- **WRITTEN TASK**: Write out the listing in full, matching it word for word.

- **DATA LISTING**:
%%

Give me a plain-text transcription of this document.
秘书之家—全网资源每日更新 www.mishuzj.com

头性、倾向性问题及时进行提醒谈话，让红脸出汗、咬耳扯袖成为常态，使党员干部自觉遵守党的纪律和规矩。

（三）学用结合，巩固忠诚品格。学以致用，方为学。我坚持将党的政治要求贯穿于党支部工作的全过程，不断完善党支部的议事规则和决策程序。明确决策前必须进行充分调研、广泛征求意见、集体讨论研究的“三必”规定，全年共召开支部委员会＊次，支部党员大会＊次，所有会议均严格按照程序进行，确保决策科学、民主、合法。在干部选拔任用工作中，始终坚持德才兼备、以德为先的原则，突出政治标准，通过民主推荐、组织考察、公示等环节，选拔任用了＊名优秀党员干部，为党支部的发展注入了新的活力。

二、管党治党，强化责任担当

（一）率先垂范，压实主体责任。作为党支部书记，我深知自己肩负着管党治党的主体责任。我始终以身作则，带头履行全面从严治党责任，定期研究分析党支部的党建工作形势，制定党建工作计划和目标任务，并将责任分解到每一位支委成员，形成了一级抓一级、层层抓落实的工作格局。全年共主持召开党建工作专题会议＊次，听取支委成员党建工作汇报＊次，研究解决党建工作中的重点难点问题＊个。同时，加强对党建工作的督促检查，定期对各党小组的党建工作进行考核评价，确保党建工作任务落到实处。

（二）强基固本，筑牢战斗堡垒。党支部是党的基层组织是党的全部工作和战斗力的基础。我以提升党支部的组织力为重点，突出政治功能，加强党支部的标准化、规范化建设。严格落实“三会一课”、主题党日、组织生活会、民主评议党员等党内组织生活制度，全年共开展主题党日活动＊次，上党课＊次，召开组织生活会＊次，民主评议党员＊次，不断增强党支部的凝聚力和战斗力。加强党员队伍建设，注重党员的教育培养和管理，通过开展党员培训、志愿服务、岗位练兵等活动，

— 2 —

%%

- **REPLY**:
Give me a plain-text transcription of this document.
秘书之家—全网资源每日更新 www.mishuzj.com

头性、倾向性问题及时进行提醒谈话，让红脸出汗、咬耳扯袖成为常态，使党员干部自觉遵守党的纪律和规矩。

（三）学用结合，巩固忠诚品格。学以致用，方为学。我坚持将党的政治要求贯穿于党支部工作的全过程，不断完善党支部的议事规则和决策程序。明确决策前必须进行充分调研、广泛征求意见、集体讨论研究的“三必”规定，全年共召开支部委员会＊次，支部党员大会＊次，所有会议均严格按照程序进行，确保决策科学、民主、合法。在干部选拔任用工作中，始终坚持德才兼备、以德为先的原则，突出政治标准，通过民主推荐、组织考察、公示等环节，选拔任用了＊名优秀党员干部，为党支部的发展注入了新的活力。

二、管党治党，强化责任担当

（一）率先垂范，压实主体责任。作为党支部书记，我深知自己肩负着管党治党的主体责任。我始终以身作则，带头履行全面从严治党责任，定期研究分析党支部的党建工作形势，制定党建工作计划和目标任务，并将责任分解到每一位支委成员，形成了一级抓一级、层层抓落实的工作格局。全年共主持召开党建工作专题会议＊次，听取支委成员党建工作汇报＊次，研究解决党建工作中的重点难点问题＊个。同时，加强对党建工作的督促检查，定期对各党小组的党建工作进行考核评价，确保党建工作任务落到实处。

（二）强基固本，筑牢战斗堡垒。党支部是党的基层组织是党的全部工作和战斗力的基础。我以提升党支部的组织力为重点，突出政治功能，加强党支部的标准化、规范化建设。严格落实“三会一课”、主题党日、组织生活会、民主评议党员等党内组织生活制度，全年共开展主题党日活动＊次，上党课＊次，召开组织生活会＊次，民主评议党员＊次，不断增强党支部的凝聚力和战斗力。加强党员队伍建设，注重党员的教育培养和管理，通过开展党员培训、志愿服务、岗位练兵等活动，

— 2 —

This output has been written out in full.